═══ Record set ═══
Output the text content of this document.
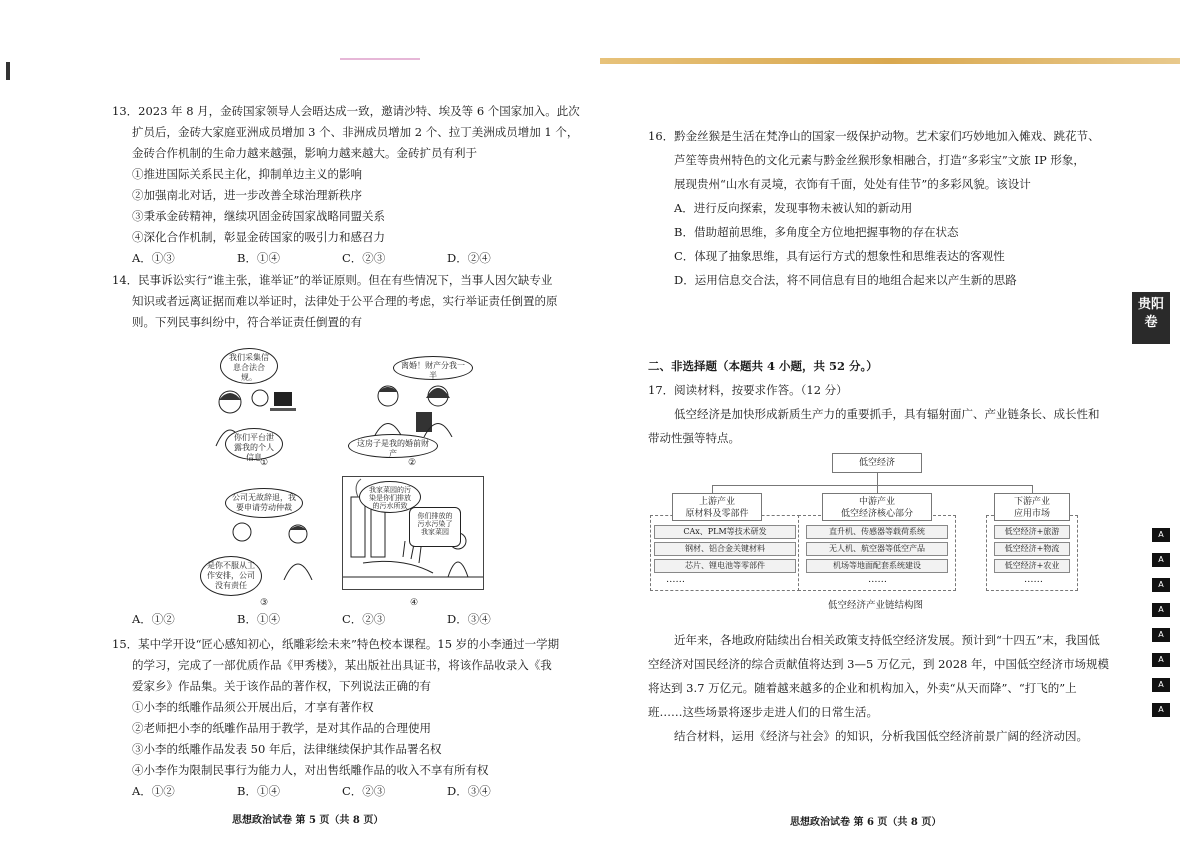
13．2023 年 8 月，金砖国家领导人会晤达成一致，邀请沙特、埃及等 6 个国家加入。此次
扩员后，金砖大家庭亚洲成员增加 3 个、非洲成员增加 2 个、拉丁美洲成员增加 1 个，
金砖合作机制的生命力越来越强，影响力越来越大。金砖扩员有利于
①推进国际关系民主化，抑制单边主义的影响
②加强南北对话，进一步改善全球治理新秩序
③秉承金砖精神，继续巩固金砖国家战略同盟关系
④深化合作机制，彰显金砖国家的吸引力和感召力
A．①③	B．①④	C．②③	D．②④
14．民事诉讼实行“谁主张，谁举证”的举证原则。但在有些情况下，当事人因欠缺专业
知识或者远离证据而难以举证时，法律处于公平合理的考虑，实行举证责任倒置的原
则。下列民事纠纷中，符合举证责任倒置的有
我们采集信息合法合规。
你们平台泄露我的个人信息
①
离婚！财产分我一半
这房子是我的婚前财产
②
公司无故辞退，我要申请劳动仲裁
是你不服从工作安排，公司没有责任
③
我家菜园的污染是你们排放的污水所致
你们排放的污水污染了我家菜园
④
A．①②	B．①④	C．②③	D．③④
15．某中学开设“匠心感知初心，纸雕彩绘未来”特色校本课程。15 岁的小李通过一学期
的学习，完成了一部优质作品《甲秀楼》，某出版社出具证书，将该作品收录入《我
爱家乡》作品集。关于该作品的著作权，下列说法正确的有
①小李的纸雕作品须公开展出后，才享有著作权
②老师把小李的纸雕作品用于教学，是对其作品的合理使用
③小李的纸雕作品发表 50 年后，法律继续保护其作品署名权
④小李作为限制民事行为能力人，对出售纸雕作品的收入不享有所有权
A．①②	B．①④	C．②③	D．③④
思想政治试卷 第 5 页（共 8 页）
16．黔金丝猴是生活在梵净山的国家一级保护动物。艺术家们巧妙地加入傩戏、跳花节、
芦笙等贵州特色的文化元素与黔金丝猴形象相融合，打造“多彩宝”文旅 IP 形象，
展现贵州“山水有灵境，衣饰有千面，处处有佳节”的多彩风貌。该设计
A．进行反向探索，发现事物未被认知的新动用
B．借助超前思维，多角度全方位地把握事物的存在状态
C．体现了抽象思维，具有运行方式的想象性和思维表达的客观性
D．运用信息交合法，将不同信息有目的地组合起来以产生新的思路
二、非选择题（本题共 4 小题，共 52 分。）
17．阅读材料，按要求作答。（12 分）
低空经济是加快形成新质生产力的重要抓手，具有辐射面广、产业链条长、成长性和
带动性强等特点。
低空经济
上游产业
原材料及零部件
CAx、PLM等技术研发
钢材、铝合金关键材料
芯片、锂电池等零部件
……
中游产业
低空经济核心部分
直升机、传感器等载荷系统
无人机、航空器等低空产品
机场等地面配套系统建设
……
下游产业
应用市场
低空经济+旅游
低空经济+物流
低空经济+农业
……
低空经济产业链结构图
近年来，各地政府陆续出台相关政策支持低空经济发展。预计到“十四五”末，我国低
空经济对国民经济的综合贡献值将达到 3—5 万亿元，到 2028 年，中国低空经济市场规模
将达到 3.7 万亿元。随着越来越多的企业和机构加入，外卖“从天而降”、“打飞的”上
班……这些场景将逐步走进人们的日常生活。
结合材料，运用《经济与社会》的知识，分析我国低空经济前景广阔的经济动因。
思想政治试卷 第 6 页（共 8 页）
贵阳
卷
A
A
A
A
A
A
A
A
═══
§ **Exercise goal**
Please transcribe the material above exactly as written. Leave the pictures out.

§ **Output**
Output the text content of this document.
13．2023 年 8 月，金砖国家领导人会晤达成一致，邀请沙特、埃及等 6 个国家加入。此次
扩员后，金砖大家庭亚洲成员增加 3 个、非洲成员增加 2 个、拉丁美洲成员增加 1 个，
金砖合作机制的生命力越来越强，影响力越来越大。金砖扩员有利于
①推进国际关系民主化，抑制单边主义的影响
②加强南北对话，进一步改善全球治理新秩序
③秉承金砖精神，继续巩固金砖国家战略同盟关系
④深化合作机制，彰显金砖国家的吸引力和感召力
A．①③	B．①④	C．②③	D．②④
14．民事诉讼实行“谁主张，谁举证”的举证原则。但在有些情况下，当事人因欠缺专业
知识或者远离证据而难以举证时，法律处于公平合理的考虑，实行举证责任倒置的原
则。下列民事纠纷中，符合举证责任倒置的有
我们采集信息合法合规。
你们平台泄露我的个人信息
①
离婚！财产分我一半
这房子是我的婚前财产
②
公司无故辞退，我要申请劳动仲裁
是你不服从工作安排，公司没有责任
③
我家菜园的污染是你们排放的污水所致
你们排放的污水污染了我家菜园
④
A．①②	B．①④	C．②③	D．③④
15．某中学开设“匠心感知初心，纸雕彩绘未来”特色校本课程。15 岁的小李通过一学期
的学习，完成了一部优质作品《甲秀楼》，某出版社出具证书，将该作品收录入《我
爱家乡》作品集。关于该作品的著作权，下列说法正确的有
①小李的纸雕作品须公开展出后，才享有著作权
②老师把小李的纸雕作品用于教学，是对其作品的合理使用
③小李的纸雕作品发表 50 年后，法律继续保护其作品署名权
④小李作为限制民事行为能力人，对出售纸雕作品的收入不享有所有权
A．①②	B．①④	C．②③	D．③④
思想政治试卷 第 5 页（共 8 页）
16．黔金丝猴是生活在梵净山的国家一级保护动物。艺术家们巧妙地加入傩戏、跳花节、
芦笙等贵州特色的文化元素与黔金丝猴形象相融合，打造“多彩宝”文旅 IP 形象，
展现贵州“山水有灵境，衣饰有千面，处处有佳节”的多彩风貌。该设计
A．进行反向探索，发现事物未被认知的新动用
B．借助超前思维，多角度全方位地把握事物的存在状态
C．体现了抽象思维，具有运行方式的想象性和思维表达的客观性
D．运用信息交合法，将不同信息有目的地组合起来以产生新的思路
二、非选择题（本题共 4 小题，共 52 分。）
17．阅读材料，按要求作答。（12 分）
低空经济是加快形成新质生产力的重要抓手，具有辐射面广、产业链条长、成长性和
带动性强等特点。
低空经济
上游产业
原材料及零部件
CAx、PLM等技术研发
钢材、铝合金关键材料
芯片、锂电池等零部件
……
中游产业
低空经济核心部分
直升机、传感器等载荷系统
无人机、航空器等低空产品
机场等地面配套系统建设
……
下游产业
应用市场
低空经济+旅游
低空经济+物流
低空经济+农业
……
低空经济产业链结构图
近年来，各地政府陆续出台相关政策支持低空经济发展。预计到“十四五”末，我国低
空经济对国民经济的综合贡献值将达到 3—5 万亿元，到 2028 年，中国低空经济市场规模
将达到 3.7 万亿元。随着越来越多的企业和机构加入，外卖“从天而降”、“打飞的”上
班……这些场景将逐步走进人们的日常生活。
结合材料，运用《经济与社会》的知识，分析我国低空经济前景广阔的经济动因。
思想政治试卷 第 6 页（共 8 页）
贵阳
卷
A
A
A
A
A
A
A
A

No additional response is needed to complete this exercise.